• [Objective]: All lines in the data bearing the string "zvuka" should be identified and copied.

##### Records for this task #####

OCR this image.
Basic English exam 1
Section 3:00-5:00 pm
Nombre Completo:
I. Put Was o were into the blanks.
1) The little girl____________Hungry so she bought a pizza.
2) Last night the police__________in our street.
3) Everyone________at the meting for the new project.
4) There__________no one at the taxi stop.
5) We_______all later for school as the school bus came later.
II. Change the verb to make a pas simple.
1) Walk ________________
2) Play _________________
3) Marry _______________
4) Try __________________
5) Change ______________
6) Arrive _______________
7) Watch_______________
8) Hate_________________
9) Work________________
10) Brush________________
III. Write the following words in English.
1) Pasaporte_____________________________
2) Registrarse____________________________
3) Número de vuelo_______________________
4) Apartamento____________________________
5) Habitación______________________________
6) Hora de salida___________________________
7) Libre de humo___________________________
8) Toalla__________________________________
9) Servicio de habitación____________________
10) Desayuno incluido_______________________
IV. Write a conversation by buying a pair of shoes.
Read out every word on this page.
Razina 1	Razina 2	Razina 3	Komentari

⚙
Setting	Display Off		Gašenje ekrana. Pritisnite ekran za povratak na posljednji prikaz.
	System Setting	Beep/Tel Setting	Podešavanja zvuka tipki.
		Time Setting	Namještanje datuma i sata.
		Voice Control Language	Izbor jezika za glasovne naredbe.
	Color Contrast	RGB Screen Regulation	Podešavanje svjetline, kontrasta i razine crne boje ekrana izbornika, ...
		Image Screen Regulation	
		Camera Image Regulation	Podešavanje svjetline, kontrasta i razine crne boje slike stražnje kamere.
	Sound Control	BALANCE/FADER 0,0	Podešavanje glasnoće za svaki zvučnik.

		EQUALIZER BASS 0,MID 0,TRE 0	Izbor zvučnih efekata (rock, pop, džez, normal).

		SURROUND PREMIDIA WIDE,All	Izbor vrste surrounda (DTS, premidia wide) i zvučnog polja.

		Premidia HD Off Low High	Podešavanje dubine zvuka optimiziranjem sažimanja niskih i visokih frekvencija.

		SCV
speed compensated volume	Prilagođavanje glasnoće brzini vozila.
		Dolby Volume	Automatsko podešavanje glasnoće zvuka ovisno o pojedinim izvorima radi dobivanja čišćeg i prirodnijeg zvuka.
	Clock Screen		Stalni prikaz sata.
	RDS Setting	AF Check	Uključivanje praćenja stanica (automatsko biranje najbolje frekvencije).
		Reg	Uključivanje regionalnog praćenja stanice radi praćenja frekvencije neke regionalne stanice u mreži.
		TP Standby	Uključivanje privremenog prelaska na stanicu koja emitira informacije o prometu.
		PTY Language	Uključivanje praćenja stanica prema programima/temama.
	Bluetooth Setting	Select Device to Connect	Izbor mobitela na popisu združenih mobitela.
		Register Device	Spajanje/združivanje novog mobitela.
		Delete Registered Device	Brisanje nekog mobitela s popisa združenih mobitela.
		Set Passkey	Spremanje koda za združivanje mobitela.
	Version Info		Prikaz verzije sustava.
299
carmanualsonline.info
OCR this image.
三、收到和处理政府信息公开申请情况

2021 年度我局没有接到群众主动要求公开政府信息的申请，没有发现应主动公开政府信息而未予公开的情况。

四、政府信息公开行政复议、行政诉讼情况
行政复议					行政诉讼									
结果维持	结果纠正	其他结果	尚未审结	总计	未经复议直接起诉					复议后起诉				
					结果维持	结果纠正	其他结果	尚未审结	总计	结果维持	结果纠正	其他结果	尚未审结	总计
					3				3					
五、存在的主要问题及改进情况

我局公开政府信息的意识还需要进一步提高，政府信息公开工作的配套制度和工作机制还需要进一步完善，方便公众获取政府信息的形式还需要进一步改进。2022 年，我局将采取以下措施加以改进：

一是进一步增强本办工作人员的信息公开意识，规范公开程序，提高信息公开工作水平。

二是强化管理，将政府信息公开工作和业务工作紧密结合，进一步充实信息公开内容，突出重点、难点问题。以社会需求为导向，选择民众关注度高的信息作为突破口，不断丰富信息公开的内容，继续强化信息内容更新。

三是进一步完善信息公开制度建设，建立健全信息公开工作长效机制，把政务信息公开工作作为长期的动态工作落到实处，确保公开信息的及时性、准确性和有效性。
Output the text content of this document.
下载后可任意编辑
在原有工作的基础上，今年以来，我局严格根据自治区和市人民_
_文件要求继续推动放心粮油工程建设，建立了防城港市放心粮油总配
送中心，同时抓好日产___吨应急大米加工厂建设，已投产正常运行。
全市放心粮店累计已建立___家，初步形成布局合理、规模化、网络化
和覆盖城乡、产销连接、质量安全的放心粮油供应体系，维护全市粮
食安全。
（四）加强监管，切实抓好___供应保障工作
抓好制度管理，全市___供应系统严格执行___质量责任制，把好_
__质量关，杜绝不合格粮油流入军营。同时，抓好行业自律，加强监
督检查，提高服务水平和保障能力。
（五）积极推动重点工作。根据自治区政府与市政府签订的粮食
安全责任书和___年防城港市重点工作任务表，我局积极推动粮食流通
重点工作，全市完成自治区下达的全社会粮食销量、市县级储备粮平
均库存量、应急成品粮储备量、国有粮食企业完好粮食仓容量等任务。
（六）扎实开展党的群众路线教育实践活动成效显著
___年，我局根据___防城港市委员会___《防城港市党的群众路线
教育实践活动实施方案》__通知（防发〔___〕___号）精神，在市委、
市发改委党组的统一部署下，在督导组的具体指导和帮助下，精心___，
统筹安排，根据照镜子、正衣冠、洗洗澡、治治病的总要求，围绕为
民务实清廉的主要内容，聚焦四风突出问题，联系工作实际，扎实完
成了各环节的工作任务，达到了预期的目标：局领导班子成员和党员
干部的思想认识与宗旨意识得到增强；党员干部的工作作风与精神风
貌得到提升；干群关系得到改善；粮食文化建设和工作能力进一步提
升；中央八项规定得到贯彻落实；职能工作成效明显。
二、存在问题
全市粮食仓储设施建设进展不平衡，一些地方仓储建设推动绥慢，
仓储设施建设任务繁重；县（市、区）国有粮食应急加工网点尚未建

#####

• [Response to this exercise]:
	System Setting	Beep/Tel Setting	Podešavanja zvuka tipki.
		Premidia HD Off Low High	Podešavanje dubine zvuka optimiziranjem sažimanja niskih i visokih frekvencija.
		Dolby Volume	Automatsko podešavanje glasnoće zvuka ovisno o pojedinim izvorima radi dobivanja čišćeg i prirodnijeg zvuka.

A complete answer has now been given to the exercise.